> **Teks Dokumen**
Jatuh Cinta dan Pernikahan (27 Tahun 6 bulan 1 Minggu 4 Hari)
Salah satu hal yang
aku pelajari setelah mencintai di usia dewasa adalah, kita seringkali tidak
diberi kesempatan untuk mencintai dengan dasar rasa. Perasaan seakan-akan tidak
lagi murni. Banyak pertimbangan dalam mencintai. Rasa tidak lagi menjadi nomor
satu dalam perasaan. Mencintai di masa dewasa terlalu berat, seakan tidak cukup
hanya dengan rasa berbalas. Logika kerap ikut andil dalam realisasi rasa suka. Mungkin
ini lebih banyak dialami oleh orang-orang yang jatuh cinta untuk tujuan
menikah.
Dahulu aku seringkali
bertanya-tanya, bagaimana bisa orang menikah tanpa ada rasa cinta? Tanpa rasa
suka? Bagaimana bisa menjalani rumah tangga tanpa itu semua? Ternyata memang
pertimbangan lain lebih banyak daripada rasa itu sendiri. Ada yang menikah
karena memang satu bidang pekerjaan, secara komunikasi lebih nyambung. Ada
yang menikah karena sudah lama berteman, yang setelah dipikir ‘Oh, ternyata boleh
juga menikah sama kamu, asik juga kita udah kenal lama.’. Ada pula yang menikah
karena kepentingan lain yang ternyata saling terkait. Apapun alasannya, cinta
tidak jadi dasar utama.
Apakah ada yang
menikah karena dasar cinta? Tentu ada. Hal ini berkemungkinan terjadi karena
boleh jadi mereka sudah saling jatuh cinta, lalu secara pertimbangan dalam banyak
aspek masuk, menikahlah. Ada, tapi tidak banyak. Dalam kesendirianku saat ini,
aku pun masih menduga-duga pernikahan seperti apa yang akan aku jalankan,
karena sepengetahuanku selain semua pertimbangan, ada pula toleransi terhadap
kelebihan/kekurangan maupun keadaan masing-masing pihak. Cinta tidak lagi murni
dan tak beralasan. Cinta seperti sebab akibat. Cinta dapat memberikan sebab,
dapat pula karena suatu akibat. Seakan-akan semua hal yang dilakukan oleh orang
dewasa selalu berkaitan dengan rasa tanggung jawab. Tidak bisa lagi sebatas
suka seperti di masa sekolah, saling suka lalu pacaran, pergi ke tempat baru,
nonton film/konser musik kesukaan. Semuanya seperti dituntut untuk bertanggung
jawab.

> **Baris yang Ditampilkan**
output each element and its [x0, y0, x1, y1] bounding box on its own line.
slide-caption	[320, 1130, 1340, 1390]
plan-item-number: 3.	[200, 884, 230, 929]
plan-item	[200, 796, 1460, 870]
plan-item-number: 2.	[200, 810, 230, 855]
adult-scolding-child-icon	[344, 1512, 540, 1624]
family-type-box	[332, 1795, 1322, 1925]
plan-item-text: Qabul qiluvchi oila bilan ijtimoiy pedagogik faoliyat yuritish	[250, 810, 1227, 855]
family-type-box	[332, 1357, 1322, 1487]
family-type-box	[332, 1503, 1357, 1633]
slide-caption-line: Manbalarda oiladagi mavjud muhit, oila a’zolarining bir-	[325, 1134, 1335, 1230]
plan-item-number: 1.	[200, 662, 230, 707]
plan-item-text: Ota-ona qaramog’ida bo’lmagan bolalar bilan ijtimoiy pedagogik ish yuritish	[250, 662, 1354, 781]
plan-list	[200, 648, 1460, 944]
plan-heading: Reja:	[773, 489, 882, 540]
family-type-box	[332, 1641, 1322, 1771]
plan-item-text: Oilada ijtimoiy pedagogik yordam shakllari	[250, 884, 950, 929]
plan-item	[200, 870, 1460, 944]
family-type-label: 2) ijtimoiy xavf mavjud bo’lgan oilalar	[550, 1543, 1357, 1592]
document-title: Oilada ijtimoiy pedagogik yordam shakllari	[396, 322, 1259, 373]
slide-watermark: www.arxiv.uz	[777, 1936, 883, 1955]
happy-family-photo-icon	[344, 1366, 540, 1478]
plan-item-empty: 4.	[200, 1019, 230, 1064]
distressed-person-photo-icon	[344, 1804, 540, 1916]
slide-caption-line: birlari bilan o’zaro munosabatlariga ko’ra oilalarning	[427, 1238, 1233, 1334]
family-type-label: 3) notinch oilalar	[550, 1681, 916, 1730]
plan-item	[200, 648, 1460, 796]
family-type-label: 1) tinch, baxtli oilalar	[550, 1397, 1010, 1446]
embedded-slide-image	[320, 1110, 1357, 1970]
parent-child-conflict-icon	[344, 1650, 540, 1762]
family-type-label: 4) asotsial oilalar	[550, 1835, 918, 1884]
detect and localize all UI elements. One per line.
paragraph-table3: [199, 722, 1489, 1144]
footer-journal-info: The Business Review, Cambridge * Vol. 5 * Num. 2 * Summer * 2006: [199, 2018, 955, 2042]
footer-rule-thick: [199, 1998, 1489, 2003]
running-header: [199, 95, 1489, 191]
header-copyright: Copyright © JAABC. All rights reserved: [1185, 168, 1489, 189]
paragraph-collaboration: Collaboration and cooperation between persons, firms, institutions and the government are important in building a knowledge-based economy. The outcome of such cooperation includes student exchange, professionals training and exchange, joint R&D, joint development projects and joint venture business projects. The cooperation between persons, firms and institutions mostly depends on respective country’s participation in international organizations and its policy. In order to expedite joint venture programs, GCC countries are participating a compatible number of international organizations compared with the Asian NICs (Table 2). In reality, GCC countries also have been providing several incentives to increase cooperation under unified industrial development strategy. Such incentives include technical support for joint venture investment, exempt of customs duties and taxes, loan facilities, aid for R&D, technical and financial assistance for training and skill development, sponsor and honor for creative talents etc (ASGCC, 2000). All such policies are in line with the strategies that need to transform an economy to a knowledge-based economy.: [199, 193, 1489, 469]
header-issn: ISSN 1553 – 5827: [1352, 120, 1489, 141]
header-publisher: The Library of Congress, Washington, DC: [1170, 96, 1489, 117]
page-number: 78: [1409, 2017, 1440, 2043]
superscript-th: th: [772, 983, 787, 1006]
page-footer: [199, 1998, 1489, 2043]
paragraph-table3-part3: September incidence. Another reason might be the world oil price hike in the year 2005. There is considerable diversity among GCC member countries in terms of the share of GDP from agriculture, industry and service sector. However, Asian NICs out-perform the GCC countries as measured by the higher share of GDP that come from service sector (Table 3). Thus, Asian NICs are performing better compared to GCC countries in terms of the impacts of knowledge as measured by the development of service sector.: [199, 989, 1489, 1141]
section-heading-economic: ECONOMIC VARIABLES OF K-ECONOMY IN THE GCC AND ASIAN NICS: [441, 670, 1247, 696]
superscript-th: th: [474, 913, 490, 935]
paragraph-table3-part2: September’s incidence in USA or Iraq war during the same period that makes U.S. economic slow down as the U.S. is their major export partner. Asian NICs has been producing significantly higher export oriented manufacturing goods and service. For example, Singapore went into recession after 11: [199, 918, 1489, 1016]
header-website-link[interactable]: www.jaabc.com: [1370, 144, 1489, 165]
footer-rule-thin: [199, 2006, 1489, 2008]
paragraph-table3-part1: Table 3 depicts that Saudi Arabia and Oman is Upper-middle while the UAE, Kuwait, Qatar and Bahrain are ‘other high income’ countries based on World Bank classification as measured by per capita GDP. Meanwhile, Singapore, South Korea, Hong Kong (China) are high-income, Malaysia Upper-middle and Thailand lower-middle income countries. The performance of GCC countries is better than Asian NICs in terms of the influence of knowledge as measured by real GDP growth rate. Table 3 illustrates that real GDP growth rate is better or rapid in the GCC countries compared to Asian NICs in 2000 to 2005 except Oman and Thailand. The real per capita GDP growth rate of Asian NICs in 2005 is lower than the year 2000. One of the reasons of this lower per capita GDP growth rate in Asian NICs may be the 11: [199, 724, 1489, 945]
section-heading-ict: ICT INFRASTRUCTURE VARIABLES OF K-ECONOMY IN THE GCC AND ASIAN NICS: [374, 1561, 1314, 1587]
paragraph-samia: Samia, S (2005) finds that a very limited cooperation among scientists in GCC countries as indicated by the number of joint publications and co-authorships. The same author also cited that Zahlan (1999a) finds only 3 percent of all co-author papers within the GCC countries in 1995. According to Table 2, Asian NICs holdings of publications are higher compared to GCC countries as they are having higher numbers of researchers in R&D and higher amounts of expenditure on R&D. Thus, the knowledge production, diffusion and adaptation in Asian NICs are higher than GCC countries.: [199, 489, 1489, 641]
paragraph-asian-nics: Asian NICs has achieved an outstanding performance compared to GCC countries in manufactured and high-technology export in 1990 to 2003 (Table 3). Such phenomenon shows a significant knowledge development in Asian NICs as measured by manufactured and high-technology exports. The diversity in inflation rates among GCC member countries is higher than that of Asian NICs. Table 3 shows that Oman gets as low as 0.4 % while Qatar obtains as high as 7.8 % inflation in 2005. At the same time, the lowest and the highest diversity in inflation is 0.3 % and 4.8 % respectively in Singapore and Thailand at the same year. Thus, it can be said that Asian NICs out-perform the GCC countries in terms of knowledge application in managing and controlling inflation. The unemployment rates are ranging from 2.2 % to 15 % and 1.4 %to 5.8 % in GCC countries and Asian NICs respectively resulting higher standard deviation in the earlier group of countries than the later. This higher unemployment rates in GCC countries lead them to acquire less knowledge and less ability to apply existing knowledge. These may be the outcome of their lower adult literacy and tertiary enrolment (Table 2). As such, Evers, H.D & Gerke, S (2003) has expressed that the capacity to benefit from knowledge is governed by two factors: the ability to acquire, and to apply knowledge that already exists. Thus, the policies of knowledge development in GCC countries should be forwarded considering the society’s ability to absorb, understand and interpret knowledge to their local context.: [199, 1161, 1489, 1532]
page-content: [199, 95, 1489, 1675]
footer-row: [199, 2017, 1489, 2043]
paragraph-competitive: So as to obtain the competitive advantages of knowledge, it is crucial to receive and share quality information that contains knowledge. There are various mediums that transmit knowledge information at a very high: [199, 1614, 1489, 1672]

> **Daftar Tugas**
(a) Periksa apakah tiap pernyataan berikut sesuai dengan tulisan tentang cinta dan pernikahan, lalu jawab ya atau tidak disertai kutipan kata-kata penentunya dari tulisan itu. (i) Logika kerap ikut berperan ketika rasa suka diwujudkan. (ii) Orang yang menikah atas dasar cinta jumlahnya banyak. (iii) Ada orang yang menikah karena bekerja di bidang yang sama.
(b) Teruskan tulisan tentang cinta dan pernikahan, mulai setelah kalimat terakhirnya.
Baris-baris di atas tidak diperlukan untuk mengerjakan apa pun.

> **Jawaban yang Diharapkan**
(a)
(i) Ya: "Logika kerap ikut andil dalam realisasi rasa suka."
(ii) Tidak: "Ada, tapi tidak banyak."
(iii) Ya: "Ada yang menikah karena memang satu bidang pekerjaan, secara komunikasi lebih nyambung."

(b)
Tidak bisa bersatu
karena satu dan lain hal, keadaan memaksa perpisahan atau bahkan jarak, waktu
yang tidak mengizinkan untuk bersama sama sekali adalah mimpi buruk. Sayangnya,
salah satunya aku alami. Jika hanya mengikuti hati, jelas, aku menginginkan
seseorang. Kalau bertanya hati tanpa pertimbangan keadaan, masa, orang lain, bahkan
tanpa memikirkan apakah perasaan ini terbalas atau tidak, jelas aku
menginginkan seseorang, namun apa daya. Aku mengaku kalah.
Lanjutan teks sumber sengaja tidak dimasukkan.